• _Problem requirements_:
In the records below, write out word for word every line between the line containing "245, 287, 257]" and the line containing "map-header: GFS: 3h", both of those lines included.

• _Input for this task_:
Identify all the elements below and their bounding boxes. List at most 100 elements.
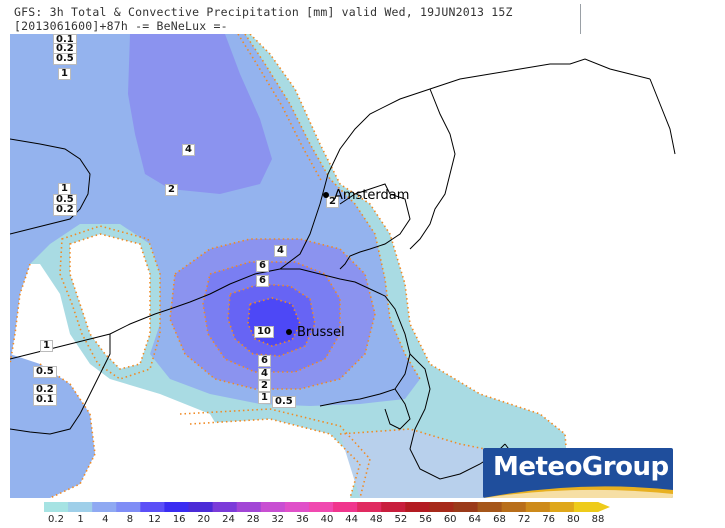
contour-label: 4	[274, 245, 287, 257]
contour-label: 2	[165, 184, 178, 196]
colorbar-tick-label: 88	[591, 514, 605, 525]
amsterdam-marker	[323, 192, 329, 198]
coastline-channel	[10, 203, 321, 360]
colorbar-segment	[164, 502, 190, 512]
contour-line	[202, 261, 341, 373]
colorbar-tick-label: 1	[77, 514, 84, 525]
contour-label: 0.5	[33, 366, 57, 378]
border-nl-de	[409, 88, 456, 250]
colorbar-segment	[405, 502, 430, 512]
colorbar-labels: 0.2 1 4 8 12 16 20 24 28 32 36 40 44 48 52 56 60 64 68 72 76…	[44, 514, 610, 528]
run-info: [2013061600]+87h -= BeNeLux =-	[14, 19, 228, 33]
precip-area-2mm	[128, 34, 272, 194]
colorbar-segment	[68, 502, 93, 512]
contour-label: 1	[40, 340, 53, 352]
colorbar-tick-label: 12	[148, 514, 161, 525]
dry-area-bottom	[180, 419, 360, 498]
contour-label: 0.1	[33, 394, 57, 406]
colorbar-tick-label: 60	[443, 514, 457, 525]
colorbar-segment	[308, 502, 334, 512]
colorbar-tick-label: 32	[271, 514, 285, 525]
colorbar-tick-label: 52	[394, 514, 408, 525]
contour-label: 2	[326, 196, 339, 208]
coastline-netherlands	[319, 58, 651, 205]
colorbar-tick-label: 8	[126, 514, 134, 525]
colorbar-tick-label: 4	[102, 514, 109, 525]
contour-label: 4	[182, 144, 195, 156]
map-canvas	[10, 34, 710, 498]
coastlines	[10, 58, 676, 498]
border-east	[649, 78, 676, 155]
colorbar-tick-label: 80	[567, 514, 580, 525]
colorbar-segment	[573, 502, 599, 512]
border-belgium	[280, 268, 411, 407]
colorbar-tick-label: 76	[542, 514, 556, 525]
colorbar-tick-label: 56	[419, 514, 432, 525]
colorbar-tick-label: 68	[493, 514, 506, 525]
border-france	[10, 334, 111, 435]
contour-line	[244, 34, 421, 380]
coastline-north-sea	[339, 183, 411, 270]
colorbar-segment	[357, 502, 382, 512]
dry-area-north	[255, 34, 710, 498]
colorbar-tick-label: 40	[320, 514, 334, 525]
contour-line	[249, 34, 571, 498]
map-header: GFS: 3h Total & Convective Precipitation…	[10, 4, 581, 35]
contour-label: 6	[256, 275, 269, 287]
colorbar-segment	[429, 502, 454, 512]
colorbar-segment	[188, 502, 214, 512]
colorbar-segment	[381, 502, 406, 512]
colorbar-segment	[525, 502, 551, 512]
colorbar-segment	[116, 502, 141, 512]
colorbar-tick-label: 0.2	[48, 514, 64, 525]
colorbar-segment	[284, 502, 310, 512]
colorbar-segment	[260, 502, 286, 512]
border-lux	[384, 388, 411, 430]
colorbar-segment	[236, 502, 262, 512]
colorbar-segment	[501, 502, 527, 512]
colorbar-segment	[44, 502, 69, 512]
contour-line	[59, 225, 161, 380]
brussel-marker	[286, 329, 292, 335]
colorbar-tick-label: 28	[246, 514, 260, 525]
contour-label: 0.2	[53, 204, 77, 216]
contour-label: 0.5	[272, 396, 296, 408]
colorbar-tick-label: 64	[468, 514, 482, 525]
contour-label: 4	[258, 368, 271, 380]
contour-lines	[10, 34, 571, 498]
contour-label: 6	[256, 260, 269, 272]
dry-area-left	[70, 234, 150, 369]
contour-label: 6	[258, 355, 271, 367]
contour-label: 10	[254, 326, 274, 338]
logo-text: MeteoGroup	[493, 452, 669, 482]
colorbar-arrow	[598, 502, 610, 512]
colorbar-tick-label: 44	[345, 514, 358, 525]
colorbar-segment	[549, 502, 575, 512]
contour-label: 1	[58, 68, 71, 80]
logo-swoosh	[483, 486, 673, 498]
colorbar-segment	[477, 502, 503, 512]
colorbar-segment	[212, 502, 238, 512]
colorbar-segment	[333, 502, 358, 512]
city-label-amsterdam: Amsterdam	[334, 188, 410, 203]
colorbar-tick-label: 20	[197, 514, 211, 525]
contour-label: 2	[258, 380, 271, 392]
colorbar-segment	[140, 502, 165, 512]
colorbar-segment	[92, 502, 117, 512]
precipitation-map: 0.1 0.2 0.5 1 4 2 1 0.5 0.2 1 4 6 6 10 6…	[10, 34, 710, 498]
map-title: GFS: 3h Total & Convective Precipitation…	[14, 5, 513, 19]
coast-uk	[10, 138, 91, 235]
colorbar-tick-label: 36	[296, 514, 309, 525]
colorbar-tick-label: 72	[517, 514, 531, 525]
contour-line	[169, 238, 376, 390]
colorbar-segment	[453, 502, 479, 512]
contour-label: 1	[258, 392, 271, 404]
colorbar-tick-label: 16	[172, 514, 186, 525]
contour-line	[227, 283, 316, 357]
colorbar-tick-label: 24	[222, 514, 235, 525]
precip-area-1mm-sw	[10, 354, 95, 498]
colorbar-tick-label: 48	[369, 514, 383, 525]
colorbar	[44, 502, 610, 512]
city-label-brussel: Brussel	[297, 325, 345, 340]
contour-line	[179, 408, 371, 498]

---

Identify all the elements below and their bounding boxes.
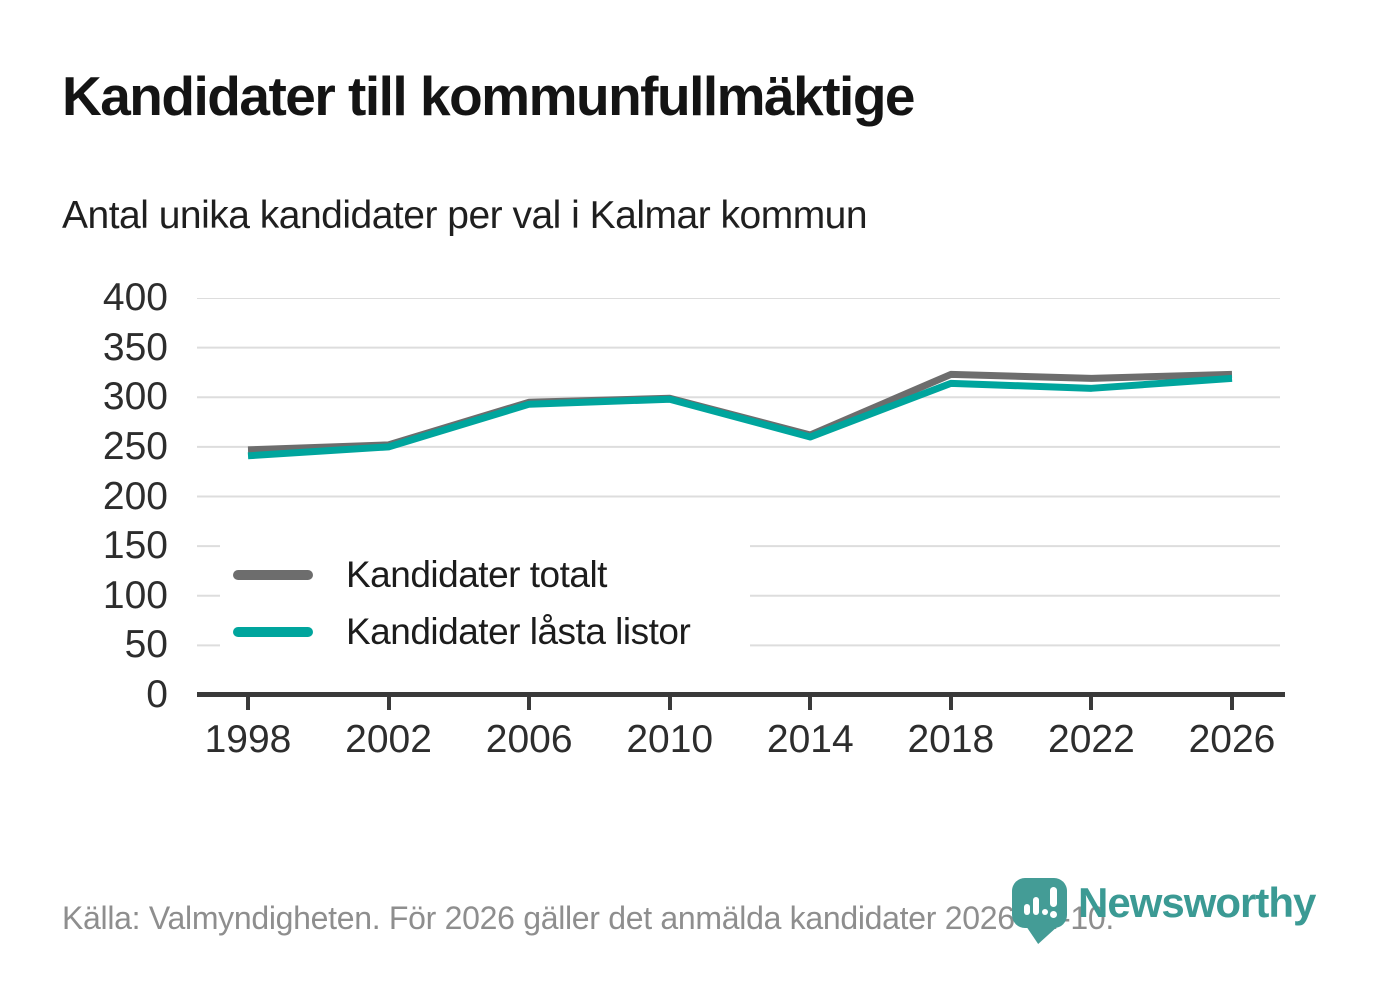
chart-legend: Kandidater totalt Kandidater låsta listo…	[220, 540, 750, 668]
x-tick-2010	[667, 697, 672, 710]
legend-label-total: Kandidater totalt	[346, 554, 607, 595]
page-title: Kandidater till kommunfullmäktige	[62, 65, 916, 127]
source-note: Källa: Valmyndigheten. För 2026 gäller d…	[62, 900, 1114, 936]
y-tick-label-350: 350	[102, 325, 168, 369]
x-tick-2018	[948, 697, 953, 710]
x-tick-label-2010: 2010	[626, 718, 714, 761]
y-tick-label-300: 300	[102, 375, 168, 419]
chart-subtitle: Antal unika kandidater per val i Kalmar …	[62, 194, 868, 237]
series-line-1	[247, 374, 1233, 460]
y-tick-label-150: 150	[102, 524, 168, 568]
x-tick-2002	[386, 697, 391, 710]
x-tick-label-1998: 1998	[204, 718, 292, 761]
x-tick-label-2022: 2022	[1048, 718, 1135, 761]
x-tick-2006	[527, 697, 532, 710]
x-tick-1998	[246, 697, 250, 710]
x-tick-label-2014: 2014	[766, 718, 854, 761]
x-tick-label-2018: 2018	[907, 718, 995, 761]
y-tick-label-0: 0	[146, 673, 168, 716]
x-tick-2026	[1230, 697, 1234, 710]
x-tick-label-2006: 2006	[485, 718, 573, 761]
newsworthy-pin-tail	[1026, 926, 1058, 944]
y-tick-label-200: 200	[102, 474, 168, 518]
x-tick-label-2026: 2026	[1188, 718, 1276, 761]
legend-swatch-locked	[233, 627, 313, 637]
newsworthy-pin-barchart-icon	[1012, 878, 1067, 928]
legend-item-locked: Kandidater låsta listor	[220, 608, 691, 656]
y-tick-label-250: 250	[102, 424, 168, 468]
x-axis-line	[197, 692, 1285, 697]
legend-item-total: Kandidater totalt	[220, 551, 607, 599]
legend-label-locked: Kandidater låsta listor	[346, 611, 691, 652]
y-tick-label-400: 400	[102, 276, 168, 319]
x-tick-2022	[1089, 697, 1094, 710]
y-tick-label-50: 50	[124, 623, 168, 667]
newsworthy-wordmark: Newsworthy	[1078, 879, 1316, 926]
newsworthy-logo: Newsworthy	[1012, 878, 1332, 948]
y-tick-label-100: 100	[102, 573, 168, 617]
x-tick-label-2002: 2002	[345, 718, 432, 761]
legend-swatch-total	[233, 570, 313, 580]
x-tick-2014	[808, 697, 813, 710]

• _Written solution_:
contour-label: 4	[274, 245, 287, 257]
contour-label: 2	[165, 184, 178, 196]
colorbar-tick-label: 88	[591, 514, 605, 525]
amsterdam-marker	[323, 192, 329, 198]
coastline-channel	[10, 203, 321, 360]
colorbar-segment	[164, 502, 190, 512]
contour-line	[202, 261, 341, 373]
colorbar-tick-label: 1	[77, 514, 84, 525]
contour-label: 0.5	[33, 366, 57, 378]
border-nl-de	[409, 88, 456, 250]
colorbar-segment	[405, 502, 430, 512]
colorbar-labels: 0.2 1 4 8 12 16 20 24 28 32 36 40 44 48 52 56 60 64 68 72 76…	[44, 514, 610, 528]
run-info: [2013061600]+87h -= BeNeLux =-	[14, 19, 228, 33]
precip-area-2mm	[128, 34, 272, 194]
colorbar-segment	[68, 502, 93, 512]
contour-label: 1	[40, 340, 53, 352]
colorbar-tick-label: 12	[148, 514, 161, 525]
dry-area-bottom	[180, 419, 360, 498]
contour-label: 0.1	[33, 394, 57, 406]
colorbar-tick-label: 60	[443, 514, 457, 525]
colorbar-segment	[308, 502, 334, 512]
colorbar-tick-label: 32	[271, 514, 285, 525]
colorbar-tick-label: 52	[394, 514, 408, 525]
contour-label: 2	[326, 196, 339, 208]
coastline-netherlands	[319, 58, 651, 205]
colorbar-tick-label: 8	[126, 514, 134, 525]
colorbar-tick-label: 4	[102, 514, 109, 525]
contour-label: 4	[182, 144, 195, 156]
map-canvas	[10, 34, 710, 498]
coastlines	[10, 58, 676, 498]
border-east	[649, 78, 676, 155]
colorbar-tick-label: 80	[567, 514, 580, 525]
colorbar-segment	[573, 502, 599, 512]
border-belgium	[280, 268, 411, 407]
colorbar-tick-label: 76	[542, 514, 556, 525]
colorbar-tick-label: 56	[419, 514, 432, 525]
colorbar-tick-label: 68	[493, 514, 506, 525]
border-france	[10, 334, 111, 435]
contour-line	[244, 34, 421, 380]
coastline-north-sea	[339, 183, 411, 270]
colorbar-segment	[357, 502, 382, 512]
dry-area-north	[255, 34, 710, 498]
colorbar-tick-label: 40	[320, 514, 334, 525]
contour-line	[249, 34, 571, 498]
map-header: GFS: 3h Total & Convective Precipitation…	[10, 4, 581, 35]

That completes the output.